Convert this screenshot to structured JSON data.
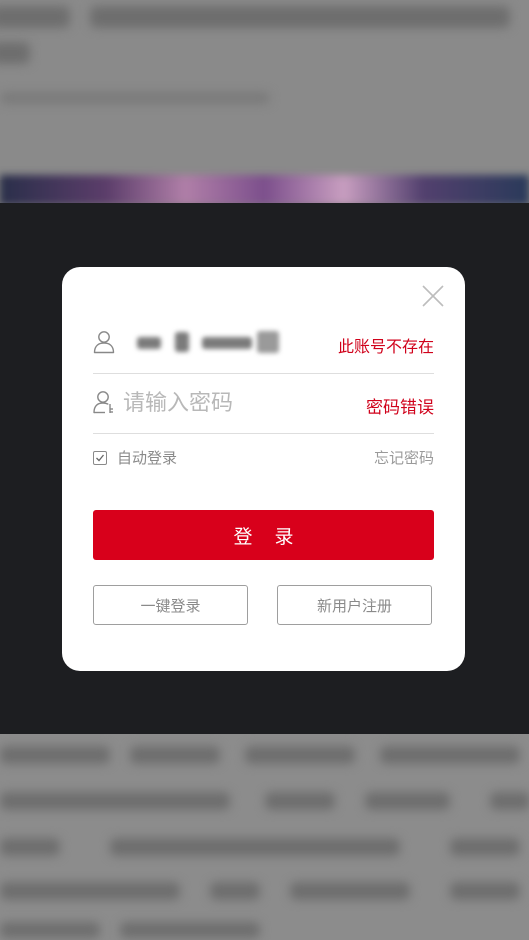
{
  "login_modal": {
    "username": {
      "icon": "user-icon",
      "value_obscured": true,
      "error_message": "此账号不存在"
    },
    "password": {
      "icon": "user-key-icon",
      "placeholder": "请输入密码",
      "error_message": "密码错误"
    },
    "auto_login": {
      "label": "自动登录",
      "checked": true
    },
    "forgot_password_label": "忘记密码",
    "login_button_label": "登录",
    "one_click_login_label": "一键登录",
    "register_label": "新用户注册",
    "close_icon": "close-icon"
  },
  "colors": {
    "accent_red": "#d8001b",
    "error_text": "#d0021b",
    "overlay": "#1d1e21"
  }
}
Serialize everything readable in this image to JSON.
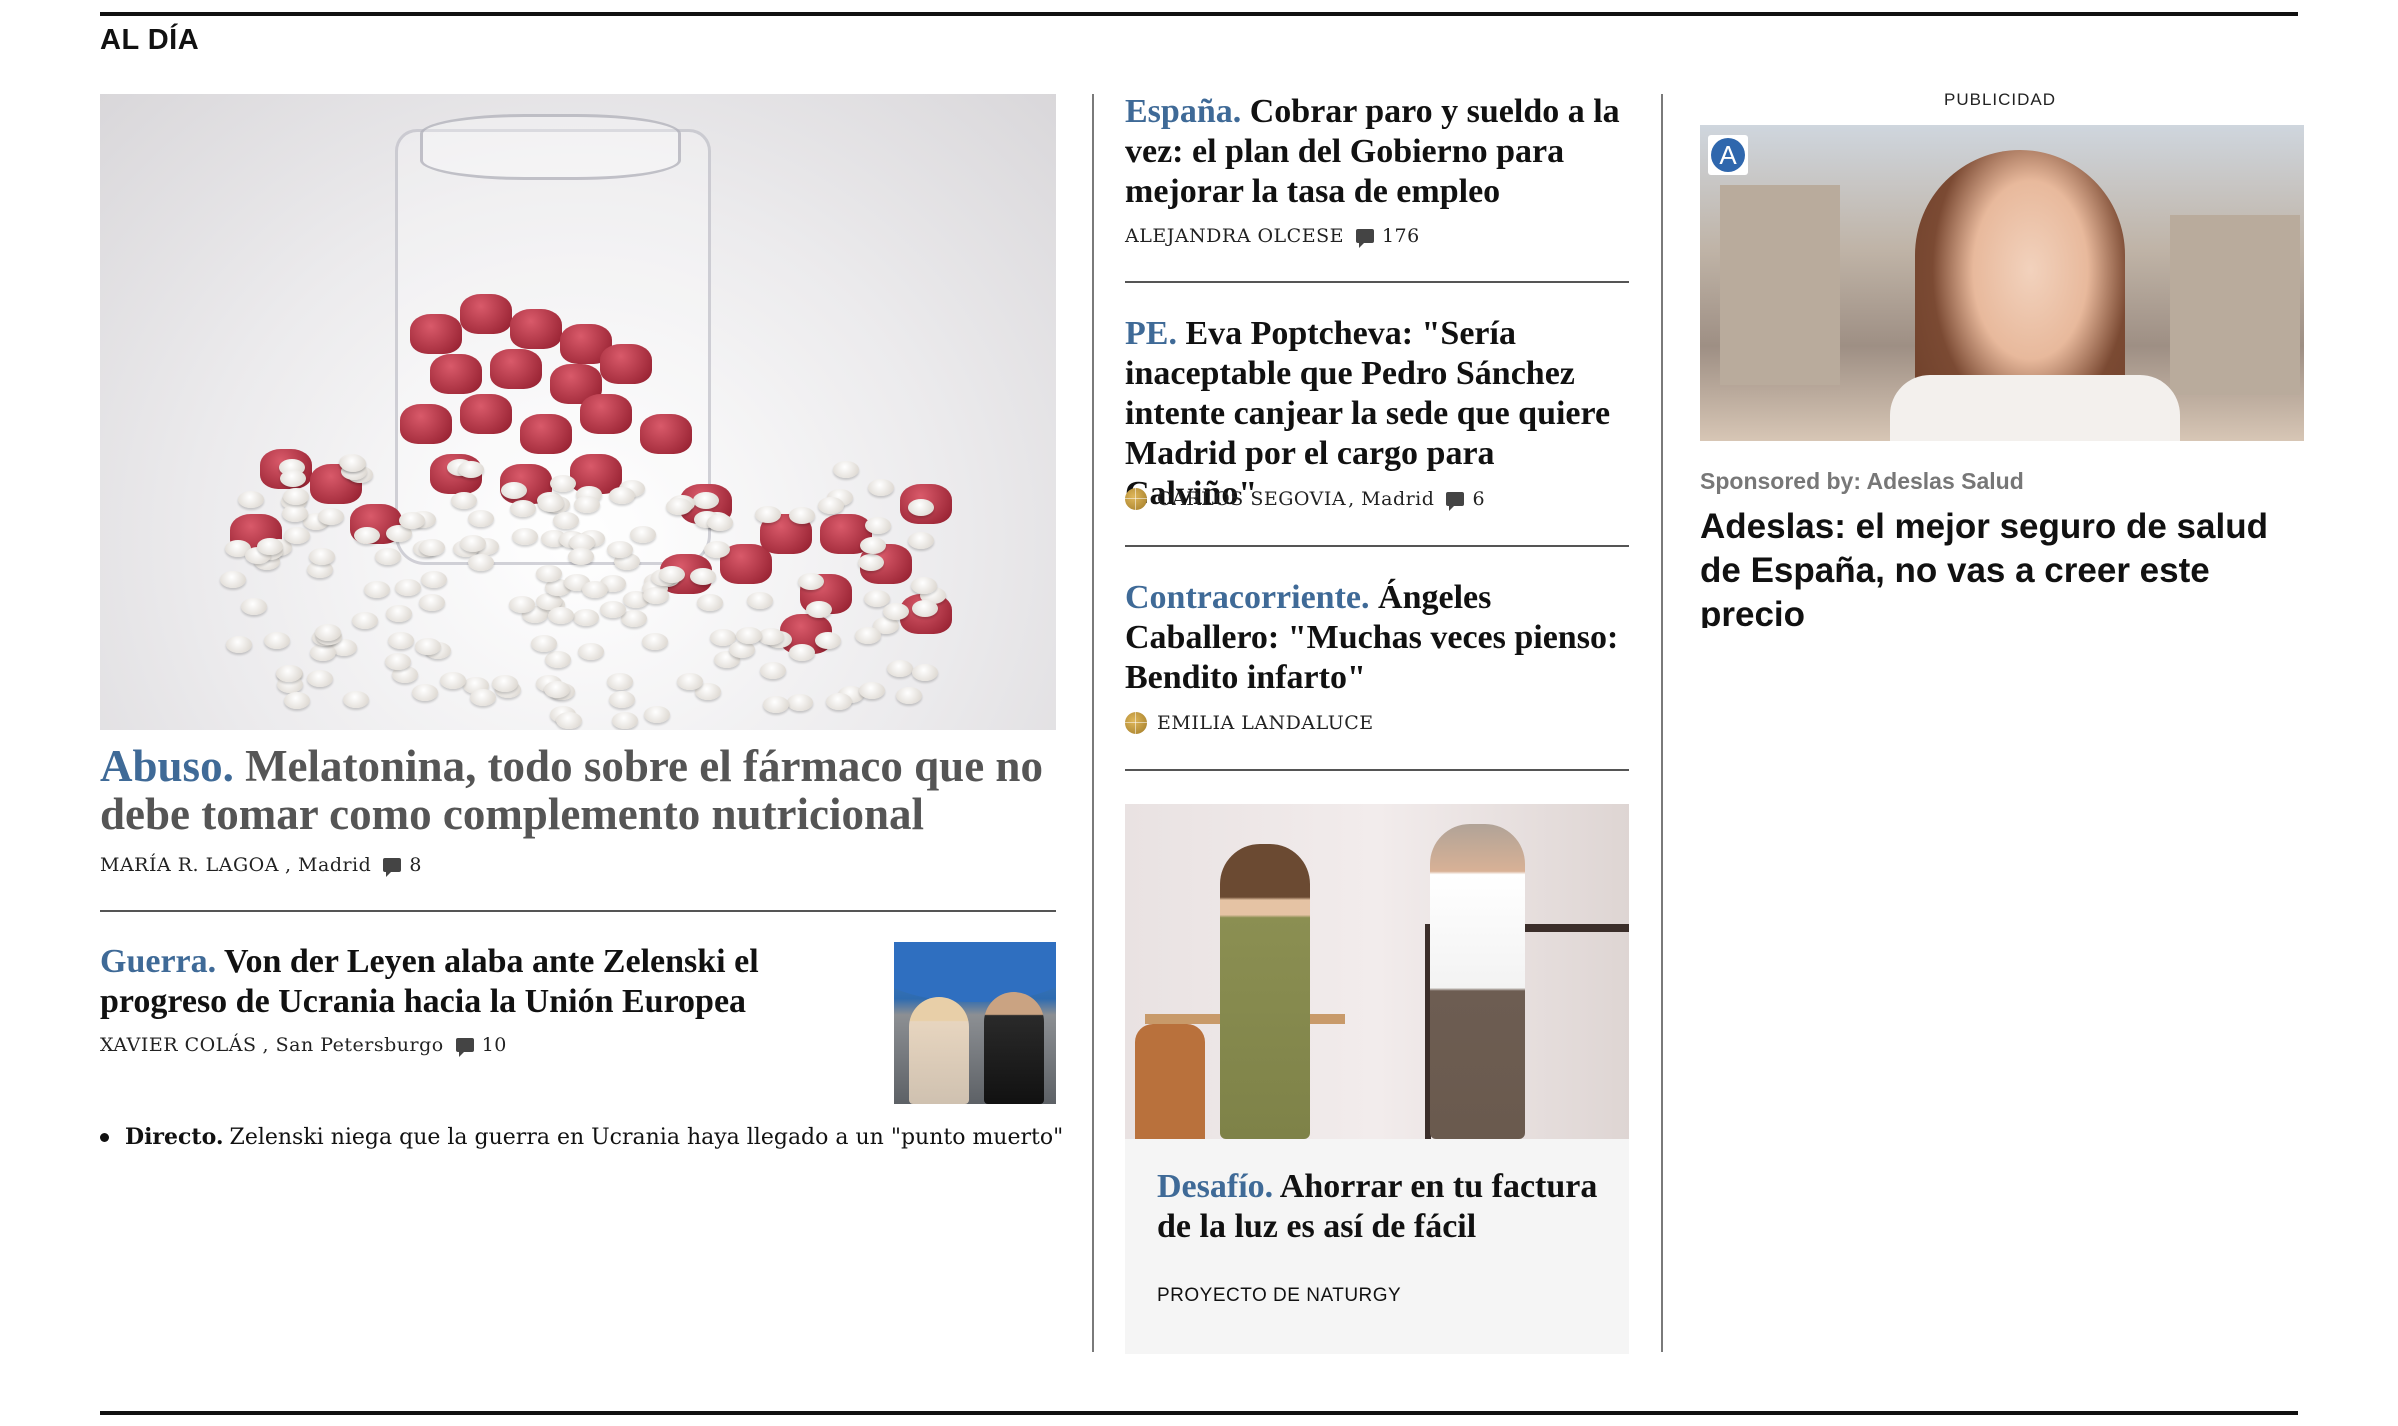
{
  "section": {
    "title": "AL DÍA"
  },
  "main": {
    "kicker": "Abuso.",
    "headline": "Melatonina, todo sobre el fármaco que no debe tomar como complemento nutricional",
    "author": "MARÍA R. LAGOA",
    "location": ", Madrid",
    "comments": "8"
  },
  "secondary": {
    "kicker": "Guerra.",
    "headline": "Von der Leyen alaba ante Zelenski el progreso de Ucrania hacia la Unión Europea",
    "author": "XAVIER COLÁS",
    "location": ", San Petersburgo",
    "comments": "10",
    "related_kicker": "Directo.",
    "related_text": "Zelenski niega que la guerra en Ucrania haya llegado a un \"punto muerto\""
  },
  "middle": {
    "items": [
      {
        "kicker": "España.",
        "headline": "Cobrar paro y sueldo a la vez: el plan del Gobierno para mejorar la tasa de empleo",
        "author": "ALEJANDRA OLCESE",
        "comments": "176"
      },
      {
        "kicker": "PE.",
        "headline": "Eva Poptcheva: \"Sería inaceptable que Pedro Sánchez intente canjear la sede que quiere Madrid por el cargo para Calviño\"",
        "author": "CARLOS SEGOVIA",
        "location": ", Madrid",
        "comments": "6"
      },
      {
        "kicker": "Contracorriente.",
        "headline": "Ángeles Caballero: \"Muchas veces pienso: Bendito infarto\"",
        "author": "EMILIA LANDALUCE"
      }
    ],
    "sponsored": {
      "kicker": "Desafío.",
      "headline": "Ahorrar en tu factura de la luz es así de fácil",
      "label": "PROYECTO DE NATURGY"
    }
  },
  "ad": {
    "label": "PUBLICIDAD",
    "badge": "A",
    "sponsor": "Sponsored by: Adeslas Salud",
    "title": "Adeslas: el mejor seguro de salud de España, no vas a creer este precio"
  }
}
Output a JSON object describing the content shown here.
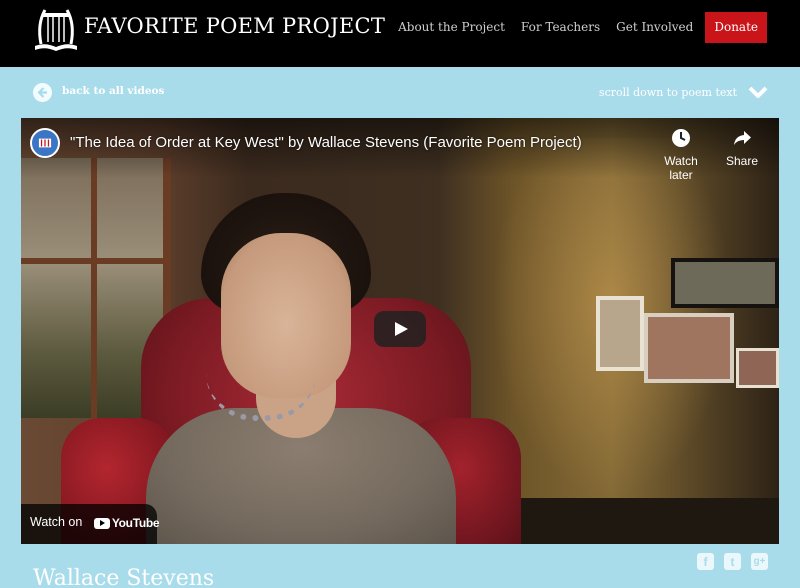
{
  "header": {
    "site_title": "FAVORITE POEM PROJECT",
    "logo_icon": "lyre-book-logo",
    "nav": [
      {
        "label": "About the Project"
      },
      {
        "label": "For Teachers"
      },
      {
        "label": "Get Involved"
      },
      {
        "label": "Donate"
      }
    ],
    "donate_color": "#c9141a"
  },
  "subbar": {
    "back_label": "back to all videos",
    "back_icon": "arrow-left-circle-icon",
    "scroll_label": "scroll down to poem text",
    "scroll_icon": "chevron-down-icon"
  },
  "video": {
    "title": "\"The Idea of Order at Key West\" by Wallace Stevens (Favorite Poem Project)",
    "watch_later_label": "Watch later",
    "share_label": "Share",
    "watch_on_label": "Watch on",
    "youtube_label": "YouTube",
    "play_icon": "play-icon"
  },
  "social": {
    "facebook": "f",
    "twitter": "t",
    "googleplus": "g+"
  },
  "poet_name": "Wallace Stevens",
  "colors": {
    "background": "#a9dcea",
    "header": "#000000",
    "accent": "#c9141a"
  }
}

**PROBLEM DETAILS**
Quote the entries in full. Any image among them is to be omitted from the copy.

**WORKED ANSWER**
Convert this screenshot to structured JSON data.
{
  "login_modal": {
    "username": {
      "icon": "user-icon",
      "value_obscured": true,
      "error_message": "此账号不存在"
    },
    "password": {
      "icon": "user-key-icon",
      "placeholder": "请输入密码",
      "error_message": "密码错误"
    },
    "auto_login": {
      "label": "自动登录",
      "checked": true
    },
    "forgot_password_label": "忘记密码",
    "login_button_label": "登录",
    "one_click_login_label": "一键登录",
    "register_label": "新用户注册",
    "close_icon": "close-icon"
  },
  "colors": {
    "accent_red": "#d8001b",
    "error_text": "#d0021b",
    "overlay": "#1d1e21"
  }
}
Serialize everything readable in this image to JSON.
{
  "section": {
    "title": "AL DÍA"
  },
  "main": {
    "kicker": "Abuso.",
    "headline": "Melatonina, todo sobre el fármaco que no debe tomar como complemento nutricional",
    "author": "MARÍA R. LAGOA",
    "location": ", Madrid",
    "comments": "8"
  },
  "secondary": {
    "kicker": "Guerra.",
    "headline": "Von der Leyen alaba ante Zelenski el progreso de Ucrania hacia la Unión Europea",
    "author": "XAVIER COLÁS",
    "location": ", San Petersburgo",
    "comments": "10",
    "related_kicker": "Directo.",
    "related_text": "Zelenski niega que la guerra en Ucrania haya llegado a un \"punto muerto\""
  },
  "middle": {
    "items": [
      {
        "kicker": "España.",
        "headline": "Cobrar paro y sueldo a la vez: el plan del Gobierno para mejorar la tasa de empleo",
        "author": "ALEJANDRA OLCESE",
        "comments": "176"
      },
      {
        "kicker": "PE.",
        "headline": "Eva Poptcheva: \"Sería inaceptable que Pedro Sánchez intente canjear la sede que quiere Madrid por el cargo para Calviño\"",
        "author": "CARLOS SEGOVIA",
        "location": ", Madrid",
        "comments": "6"
      },
      {
        "kicker": "Contracorriente.",
        "headline": "Ángeles Caballero: \"Muchas veces pienso: Bendito infarto\"",
        "author": "EMILIA LANDALUCE"
      }
    ],
    "sponsored": {
      "kicker": "Desafío.",
      "headline": "Ahorrar en tu factura de la luz es así de fácil",
      "label": "PROYECTO DE NATURGY"
    }
  },
  "ad": {
    "label": "PUBLICIDAD",
    "badge": "A",
    "sponsor": "Sponsored by: Adeslas Salud",
    "title": "Adeslas: el mejor seguro de salud de España, no vas a creer este precio"
  }
}
Output a JSON object describing the content shown here.
{
  "header": {
    "site_title": "FAVORITE POEM PROJECT",
    "logo_icon": "lyre-book-logo",
    "nav": [
      {
        "label": "About the Project"
      },
      {
        "label": "For Teachers"
      },
      {
        "label": "Get Involved"
      },
      {
        "label": "Donate"
      }
    ],
    "donate_color": "#c9141a"
  },
  "subbar": {
    "back_label": "back to all videos",
    "back_icon": "arrow-left-circle-icon",
    "scroll_label": "scroll down to poem text",
    "scroll_icon": "chevron-down-icon"
  },
  "video": {
    "title": "\"The Idea of Order at Key West\" by Wallace Stevens (Favorite Poem Project)",
    "watch_later_label": "Watch later",
    "share_label": "Share",
    "watch_on_label": "Watch on",
    "youtube_label": "YouTube",
    "play_icon": "play-icon"
  },
  "social": {
    "facebook": "f",
    "twitter": "t",
    "googleplus": "g+"
  },
  "poet_name": "Wallace Stevens",
  "colors": {
    "background": "#a9dcea",
    "header": "#000000",
    "accent": "#c9141a"
  }
}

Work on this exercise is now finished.